§ **What to do**
Exactly reproduce all the records, keeping pictures out of the copy.

_ _ _ _

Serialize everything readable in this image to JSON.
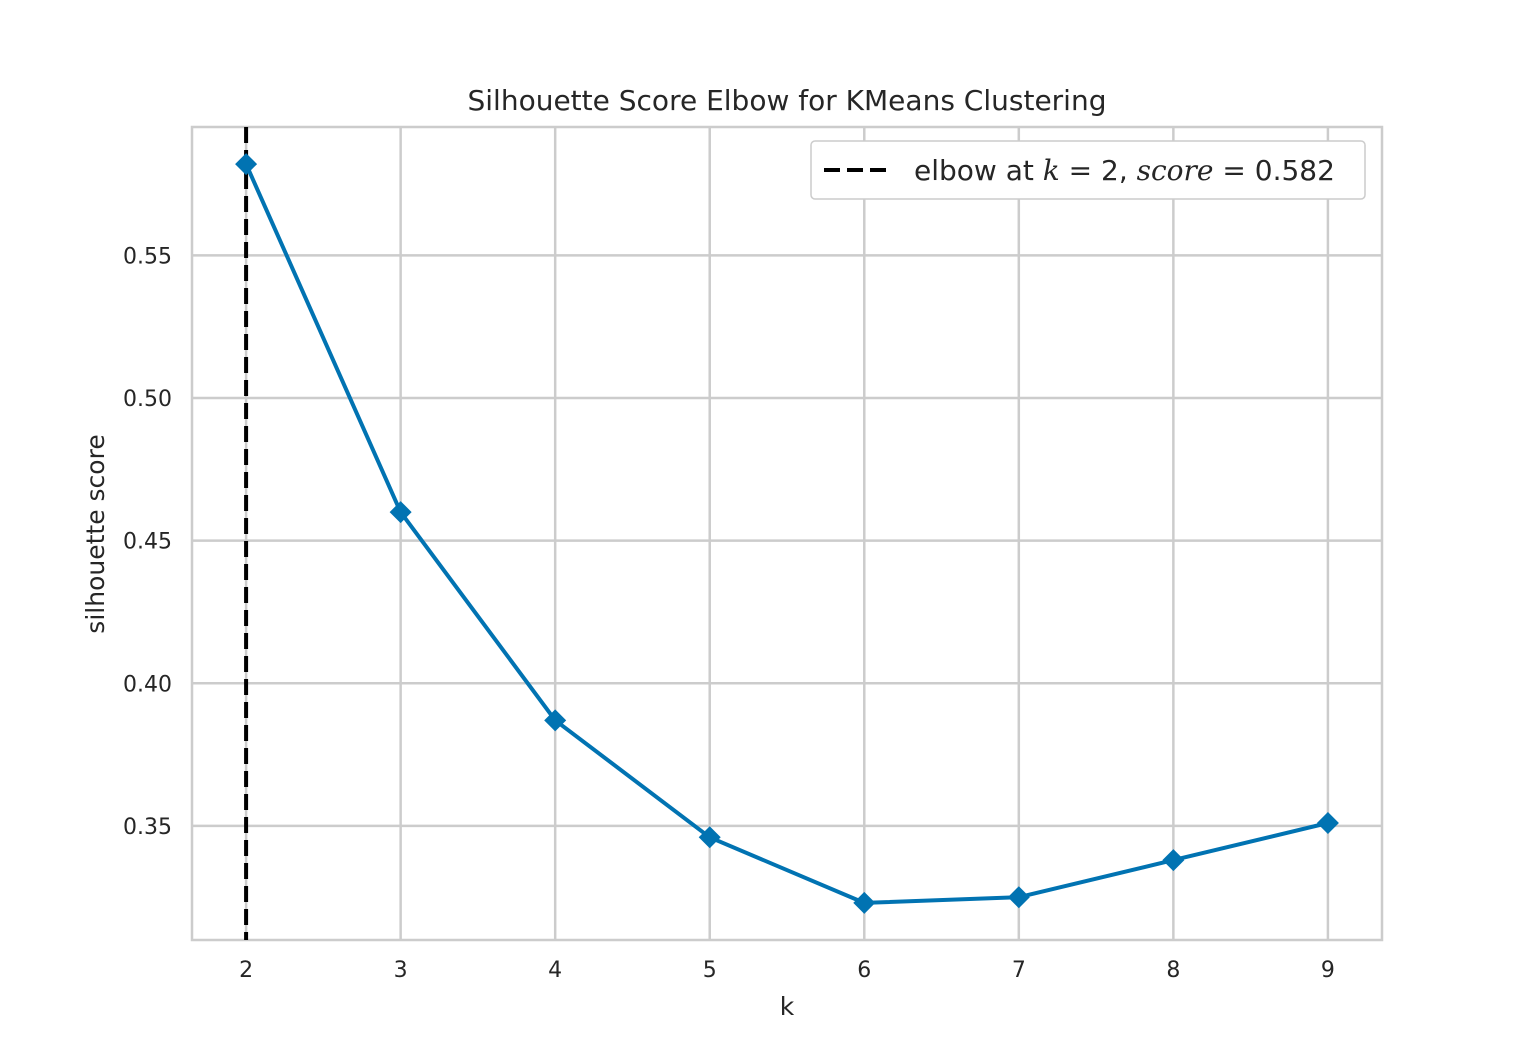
{
  "chart_data": {
    "type": "line",
    "title": "Silhouette Score Elbow for KMeans Clustering",
    "xlabel": "k",
    "ylabel": "silhouette score",
    "x": [
      2,
      3,
      4,
      5,
      6,
      7,
      8,
      9
    ],
    "series": [
      {
        "values": [
          0.582,
          0.46,
          0.387,
          0.346,
          0.323,
          0.325,
          0.338,
          0.351
        ],
        "color": "#0173b2",
        "marker": "diamond"
      }
    ],
    "xlim": [
      1.65,
      9.35
    ],
    "ylim": [
      0.31,
      0.595
    ],
    "xticks": [
      2,
      3,
      4,
      5,
      6,
      7,
      8,
      9
    ],
    "yticks": [
      0.35,
      0.4,
      0.45,
      0.5,
      0.55
    ],
    "ytick_labels": [
      "0.35",
      "0.40",
      "0.45",
      "0.50",
      "0.55"
    ],
    "grid": true,
    "elbow": {
      "k": 2,
      "score": 0.582,
      "color": "#000000",
      "style": "dashed"
    },
    "legend": {
      "position": "top-right",
      "prefix": "elbow at ",
      "k_var": "k",
      "eq": " = ",
      "k_val": "2",
      "sep": ", ",
      "score_var": "score",
      "score_val": "0.582"
    }
  }
}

_ _ _ _

§ **Task answer**
Serialize everything readable in this image to JSON.
{
  "chart_data": {
    "type": "line",
    "title": "Silhouette Score Elbow for KMeans Clustering",
    "xlabel": "k",
    "ylabel": "silhouette score",
    "x": [
      2,
      3,
      4,
      5,
      6,
      7,
      8,
      9
    ],
    "series": [
      {
        "values": [
          0.582,
          0.46,
          0.387,
          0.346,
          0.323,
          0.325,
          0.338,
          0.351
        ],
        "color": "#0173b2",
        "marker": "diamond"
      }
    ],
    "xlim": [
      1.65,
      9.35
    ],
    "ylim": [
      0.31,
      0.595
    ],
    "xticks": [
      2,
      3,
      4,
      5,
      6,
      7,
      8,
      9
    ],
    "yticks": [
      0.35,
      0.4,
      0.45,
      0.5,
      0.55
    ],
    "ytick_labels": [
      "0.35",
      "0.40",
      "0.45",
      "0.50",
      "0.55"
    ],
    "grid": true,
    "elbow": {
      "k": 2,
      "score": 0.582,
      "color": "#000000",
      "style": "dashed"
    },
    "legend": {
      "position": "top-right",
      "prefix": "elbow at ",
      "k_var": "k",
      "eq": " = ",
      "k_val": "2",
      "sep": ", ",
      "score_var": "score",
      "score_val": "0.582"
    }
  }
}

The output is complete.